● Exercise input
-----

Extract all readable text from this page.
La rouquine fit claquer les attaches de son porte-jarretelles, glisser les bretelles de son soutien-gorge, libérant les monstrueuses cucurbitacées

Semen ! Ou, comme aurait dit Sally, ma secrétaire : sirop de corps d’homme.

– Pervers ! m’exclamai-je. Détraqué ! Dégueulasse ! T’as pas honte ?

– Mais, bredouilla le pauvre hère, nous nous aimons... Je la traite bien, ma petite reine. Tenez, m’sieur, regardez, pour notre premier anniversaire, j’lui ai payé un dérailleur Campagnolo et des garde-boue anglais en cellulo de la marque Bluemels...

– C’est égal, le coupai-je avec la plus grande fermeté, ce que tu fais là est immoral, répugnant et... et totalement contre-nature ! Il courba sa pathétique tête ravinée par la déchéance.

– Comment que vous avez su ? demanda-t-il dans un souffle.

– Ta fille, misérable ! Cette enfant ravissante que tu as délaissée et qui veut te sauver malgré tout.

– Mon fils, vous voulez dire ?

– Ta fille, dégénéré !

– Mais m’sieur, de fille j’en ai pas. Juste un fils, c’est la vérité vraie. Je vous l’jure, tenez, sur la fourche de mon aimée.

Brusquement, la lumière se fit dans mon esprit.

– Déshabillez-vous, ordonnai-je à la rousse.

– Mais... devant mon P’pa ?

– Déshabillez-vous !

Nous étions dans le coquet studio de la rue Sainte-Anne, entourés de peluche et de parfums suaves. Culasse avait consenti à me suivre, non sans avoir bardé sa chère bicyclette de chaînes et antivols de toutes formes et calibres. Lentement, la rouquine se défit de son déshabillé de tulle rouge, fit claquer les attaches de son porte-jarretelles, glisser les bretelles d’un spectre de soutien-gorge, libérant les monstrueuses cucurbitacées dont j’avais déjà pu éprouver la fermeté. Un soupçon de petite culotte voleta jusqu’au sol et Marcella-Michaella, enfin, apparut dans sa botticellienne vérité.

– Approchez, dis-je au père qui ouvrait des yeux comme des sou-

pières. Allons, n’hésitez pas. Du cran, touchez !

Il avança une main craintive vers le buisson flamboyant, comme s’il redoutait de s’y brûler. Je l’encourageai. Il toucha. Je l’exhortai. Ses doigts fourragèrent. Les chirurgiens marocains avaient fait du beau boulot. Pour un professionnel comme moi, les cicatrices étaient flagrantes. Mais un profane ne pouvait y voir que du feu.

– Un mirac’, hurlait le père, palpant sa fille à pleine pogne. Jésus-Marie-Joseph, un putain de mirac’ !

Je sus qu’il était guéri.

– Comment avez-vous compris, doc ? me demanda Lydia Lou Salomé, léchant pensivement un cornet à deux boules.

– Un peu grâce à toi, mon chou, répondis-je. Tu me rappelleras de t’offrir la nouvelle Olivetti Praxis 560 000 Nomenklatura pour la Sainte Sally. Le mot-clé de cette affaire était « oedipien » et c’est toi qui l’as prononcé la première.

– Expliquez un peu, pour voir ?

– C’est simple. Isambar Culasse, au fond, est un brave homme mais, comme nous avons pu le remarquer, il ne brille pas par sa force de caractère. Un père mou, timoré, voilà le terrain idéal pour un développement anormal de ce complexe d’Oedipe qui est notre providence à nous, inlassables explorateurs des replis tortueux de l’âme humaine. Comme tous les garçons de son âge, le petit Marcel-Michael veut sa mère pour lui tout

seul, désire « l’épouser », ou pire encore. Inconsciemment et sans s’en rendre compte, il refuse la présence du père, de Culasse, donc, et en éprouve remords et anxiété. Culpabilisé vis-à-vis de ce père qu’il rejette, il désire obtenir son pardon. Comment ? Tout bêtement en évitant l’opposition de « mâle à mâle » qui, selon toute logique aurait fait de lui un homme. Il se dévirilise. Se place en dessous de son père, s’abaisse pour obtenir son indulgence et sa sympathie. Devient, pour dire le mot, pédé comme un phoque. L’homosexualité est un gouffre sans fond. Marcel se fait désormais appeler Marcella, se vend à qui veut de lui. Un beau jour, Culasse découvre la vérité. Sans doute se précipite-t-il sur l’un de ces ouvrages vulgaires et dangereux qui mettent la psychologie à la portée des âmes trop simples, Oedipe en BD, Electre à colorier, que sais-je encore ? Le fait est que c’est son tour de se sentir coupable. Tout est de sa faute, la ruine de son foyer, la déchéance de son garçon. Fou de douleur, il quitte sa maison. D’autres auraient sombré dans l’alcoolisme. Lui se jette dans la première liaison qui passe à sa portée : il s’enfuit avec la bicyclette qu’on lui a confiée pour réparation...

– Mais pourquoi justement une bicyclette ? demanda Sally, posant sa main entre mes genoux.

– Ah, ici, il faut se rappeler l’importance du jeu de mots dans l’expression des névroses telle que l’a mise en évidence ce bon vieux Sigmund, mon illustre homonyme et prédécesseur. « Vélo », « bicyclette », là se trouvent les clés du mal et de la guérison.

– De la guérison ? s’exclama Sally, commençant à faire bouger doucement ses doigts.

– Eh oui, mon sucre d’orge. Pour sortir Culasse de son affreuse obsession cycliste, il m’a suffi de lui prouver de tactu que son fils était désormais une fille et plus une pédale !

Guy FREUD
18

-----

● Exercise objective
Go through the listing above and locate each line that holds the word "Sainte". Copy those lines.

● Exercise response
Nous étions dans le coquet studio de la rue Sainte-Anne, entourés de peluche et de parfums suaves. Culasse avait consenti à me suivre, non sans avoir bardé sa chère bicyclette de chaînes et antivols de toutes formes et calibres. Lentement, la rouquine se défit de son déshabillé de tulle rouge, fit claquer les attaches de son porte-jarretelles, glisser les bretelles d’un spectre de soutien-gorge, libérant les monstrueuses cucurbitacées dont j’avais déjà pu éprouver la fermeté. Un soupçon de petite culotte voleta jusqu’au sol et Marcella-Michaella, enfin, apparut dans sa botticellienne vérité.
– Un peu grâce à toi, mon chou, répondis-je. Tu me rappelleras de t’offrir la nouvelle Olivetti Praxis 560 000 Nomenklatura pour la Sainte Sally. Le mot-clé de cette affaire était « oedipien » et c’est toi qui l’as prononcé la première.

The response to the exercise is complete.